- [Supplied entries]:
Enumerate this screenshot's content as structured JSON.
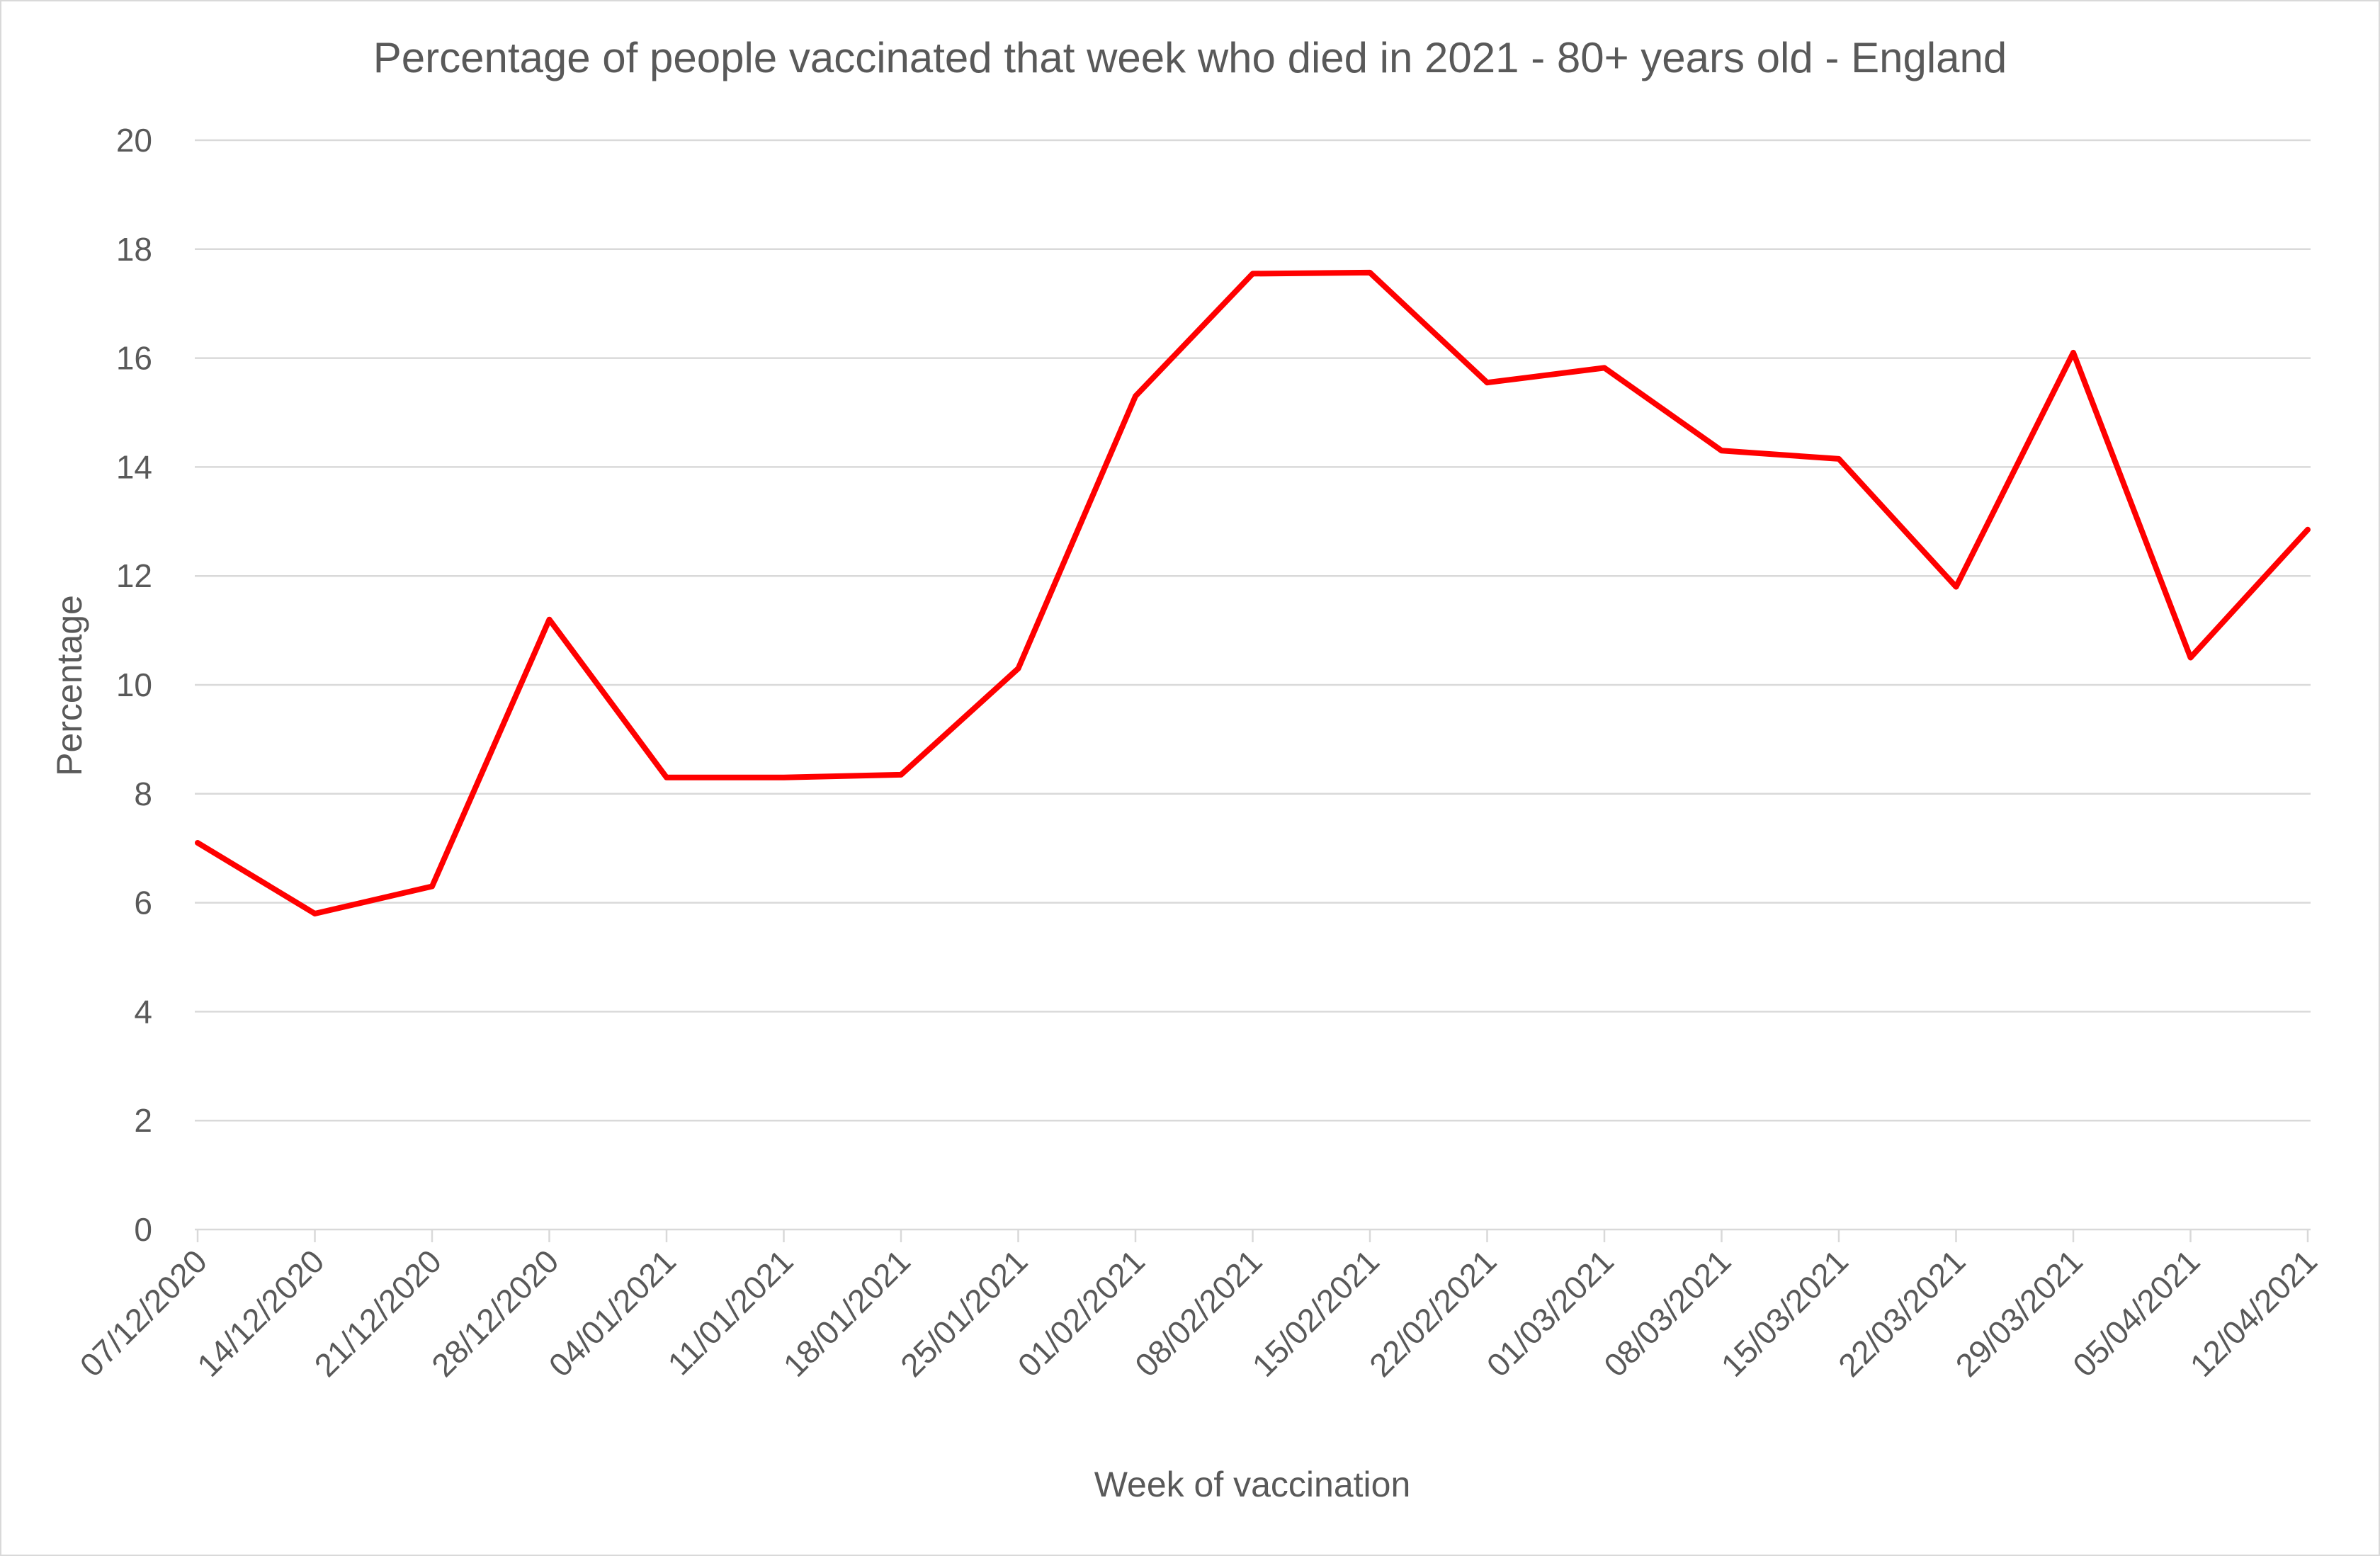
{
  "chart_data": {
    "type": "line",
    "title": "Percentage of people vaccinated that week who died in 2021 - 80+ years old - England",
    "xlabel": "Week of vaccination",
    "ylabel": "Percentage",
    "ylim": [
      0,
      20
    ],
    "yticks": [
      0,
      2,
      4,
      6,
      8,
      10,
      12,
      14,
      16,
      18,
      20
    ],
    "grid": true,
    "legend": "none",
    "categories": [
      "07/12/2020",
      "14/12/2020",
      "21/12/2020",
      "28/12/2020",
      "04/01/2021",
      "11/01/2021",
      "18/01/2021",
      "25/01/2021",
      "01/02/2021",
      "08/02/2021",
      "15/02/2021",
      "22/02/2021",
      "01/03/2021",
      "08/03/2021",
      "15/03/2021",
      "22/03/2021",
      "29/03/2021",
      "05/04/2021",
      "12/04/2021"
    ],
    "series": [
      {
        "color": "#ff0000",
        "values": [
          7.1,
          5.8,
          6.3,
          11.2,
          8.3,
          8.3,
          8.35,
          10.3,
          15.3,
          17.55,
          17.57,
          15.55,
          15.82,
          14.3,
          14.15,
          11.8,
          16.1,
          10.5,
          12.85
        ]
      }
    ]
  }
}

- [Exercise goal]: Quote the entries above word for word. Leave the images out.

- [Response to this exercise]:
Enumerate this screenshot's content as structured JSON.
{
  "chart_data": {
    "type": "line",
    "title": "Percentage of people vaccinated that week who died in 2021 - 80+ years old - England",
    "xlabel": "Week of vaccination",
    "ylabel": "Percentage",
    "ylim": [
      0,
      20
    ],
    "yticks": [
      0,
      2,
      4,
      6,
      8,
      10,
      12,
      14,
      16,
      18,
      20
    ],
    "grid": true,
    "legend": "none",
    "categories": [
      "07/12/2020",
      "14/12/2020",
      "21/12/2020",
      "28/12/2020",
      "04/01/2021",
      "11/01/2021",
      "18/01/2021",
      "25/01/2021",
      "01/02/2021",
      "08/02/2021",
      "15/02/2021",
      "22/02/2021",
      "01/03/2021",
      "08/03/2021",
      "15/03/2021",
      "22/03/2021",
      "29/03/2021",
      "05/04/2021",
      "12/04/2021"
    ],
    "series": [
      {
        "color": "#ff0000",
        "values": [
          7.1,
          5.8,
          6.3,
          11.2,
          8.3,
          8.3,
          8.35,
          10.3,
          15.3,
          17.55,
          17.57,
          15.55,
          15.82,
          14.3,
          14.15,
          11.8,
          16.1,
          10.5,
          12.85
        ]
      }
    ]
  }
}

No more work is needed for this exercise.